─── Recorded information

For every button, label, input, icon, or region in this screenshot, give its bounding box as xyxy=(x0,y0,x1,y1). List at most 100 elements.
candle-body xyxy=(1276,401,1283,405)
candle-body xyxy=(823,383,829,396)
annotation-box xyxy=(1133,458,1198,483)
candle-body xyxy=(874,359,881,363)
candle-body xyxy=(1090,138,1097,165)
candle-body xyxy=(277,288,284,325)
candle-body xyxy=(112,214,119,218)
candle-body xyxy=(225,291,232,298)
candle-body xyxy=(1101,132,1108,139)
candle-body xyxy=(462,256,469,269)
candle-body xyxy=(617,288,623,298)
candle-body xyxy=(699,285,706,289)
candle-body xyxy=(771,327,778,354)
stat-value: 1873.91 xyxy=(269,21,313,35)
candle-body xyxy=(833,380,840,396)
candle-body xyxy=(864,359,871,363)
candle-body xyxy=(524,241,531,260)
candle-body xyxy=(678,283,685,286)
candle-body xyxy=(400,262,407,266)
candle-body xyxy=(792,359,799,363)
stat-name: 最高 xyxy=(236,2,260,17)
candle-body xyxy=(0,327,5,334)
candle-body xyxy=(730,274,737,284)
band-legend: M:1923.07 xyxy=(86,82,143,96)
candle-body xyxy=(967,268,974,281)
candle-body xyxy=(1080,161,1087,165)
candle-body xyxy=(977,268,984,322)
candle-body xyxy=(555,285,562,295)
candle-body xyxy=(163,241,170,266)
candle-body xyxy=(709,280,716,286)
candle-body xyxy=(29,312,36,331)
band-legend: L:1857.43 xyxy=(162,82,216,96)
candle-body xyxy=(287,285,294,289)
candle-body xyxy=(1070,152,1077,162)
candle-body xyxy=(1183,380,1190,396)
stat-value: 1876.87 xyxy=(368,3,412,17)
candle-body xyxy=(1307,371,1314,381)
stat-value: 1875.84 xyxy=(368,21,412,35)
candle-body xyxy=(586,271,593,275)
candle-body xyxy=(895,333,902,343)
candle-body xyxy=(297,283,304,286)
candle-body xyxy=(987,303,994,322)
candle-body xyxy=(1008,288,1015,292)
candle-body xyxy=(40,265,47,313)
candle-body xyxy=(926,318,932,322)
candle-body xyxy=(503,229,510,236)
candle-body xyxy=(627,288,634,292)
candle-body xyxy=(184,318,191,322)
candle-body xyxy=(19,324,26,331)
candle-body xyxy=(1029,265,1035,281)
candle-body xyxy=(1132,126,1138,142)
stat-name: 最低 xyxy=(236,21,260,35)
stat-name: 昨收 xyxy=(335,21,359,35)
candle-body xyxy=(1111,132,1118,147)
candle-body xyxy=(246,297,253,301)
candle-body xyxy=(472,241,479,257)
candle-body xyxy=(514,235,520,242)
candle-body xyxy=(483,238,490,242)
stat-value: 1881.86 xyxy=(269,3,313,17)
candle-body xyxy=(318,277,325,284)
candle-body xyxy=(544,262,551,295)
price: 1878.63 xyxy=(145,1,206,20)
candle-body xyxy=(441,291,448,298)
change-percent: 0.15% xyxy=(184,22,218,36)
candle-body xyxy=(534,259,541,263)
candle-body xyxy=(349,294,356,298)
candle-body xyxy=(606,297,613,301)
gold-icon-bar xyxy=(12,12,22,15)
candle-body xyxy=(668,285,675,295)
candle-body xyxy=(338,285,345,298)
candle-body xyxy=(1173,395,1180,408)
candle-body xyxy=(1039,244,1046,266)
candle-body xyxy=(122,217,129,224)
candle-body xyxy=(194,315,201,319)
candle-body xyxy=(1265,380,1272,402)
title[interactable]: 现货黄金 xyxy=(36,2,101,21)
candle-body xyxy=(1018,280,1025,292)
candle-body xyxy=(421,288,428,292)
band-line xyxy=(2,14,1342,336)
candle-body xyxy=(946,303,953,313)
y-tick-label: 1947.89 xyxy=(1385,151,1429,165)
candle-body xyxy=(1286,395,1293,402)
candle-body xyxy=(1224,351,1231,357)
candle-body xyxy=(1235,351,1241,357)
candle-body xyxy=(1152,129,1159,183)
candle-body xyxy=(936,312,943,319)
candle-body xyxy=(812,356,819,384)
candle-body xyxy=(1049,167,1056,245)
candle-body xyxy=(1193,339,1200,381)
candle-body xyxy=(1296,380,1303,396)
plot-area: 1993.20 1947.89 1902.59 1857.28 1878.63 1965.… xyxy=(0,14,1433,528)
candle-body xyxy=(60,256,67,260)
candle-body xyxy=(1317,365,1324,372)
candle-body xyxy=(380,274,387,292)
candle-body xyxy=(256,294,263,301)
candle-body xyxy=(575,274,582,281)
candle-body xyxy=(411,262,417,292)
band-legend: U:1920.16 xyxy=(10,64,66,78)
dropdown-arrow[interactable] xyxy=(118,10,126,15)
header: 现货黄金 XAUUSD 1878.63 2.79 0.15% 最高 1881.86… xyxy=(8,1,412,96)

──────

Exercise details
Please render the data from its first line through the line containing "candle-body xyxy=(1101,132,1108,139)", both ends included, as a JSON list of strings with one string per line and no blank lines.

Solution to the exercise
[
  "For every button, label, input, icon, or region in this screenshot, give its bounding box as xyxy=(x0,y0,x1,y1). List at most 100 elements.",
  "candle-body xyxy=(1276,401,1283,405)",
  "candle-body xyxy=(823,383,829,396)",
  "annotation-box xyxy=(1133,458,1198,483)",
  "candle-body xyxy=(874,359,881,363)",
  "candle-body xyxy=(1090,138,1097,165)",
  "candle-body xyxy=(277,288,284,325)",
  "candle-body xyxy=(112,214,119,218)",
  "candle-body xyxy=(225,291,232,298)",
  "candle-body xyxy=(1101,132,1108,139)"
]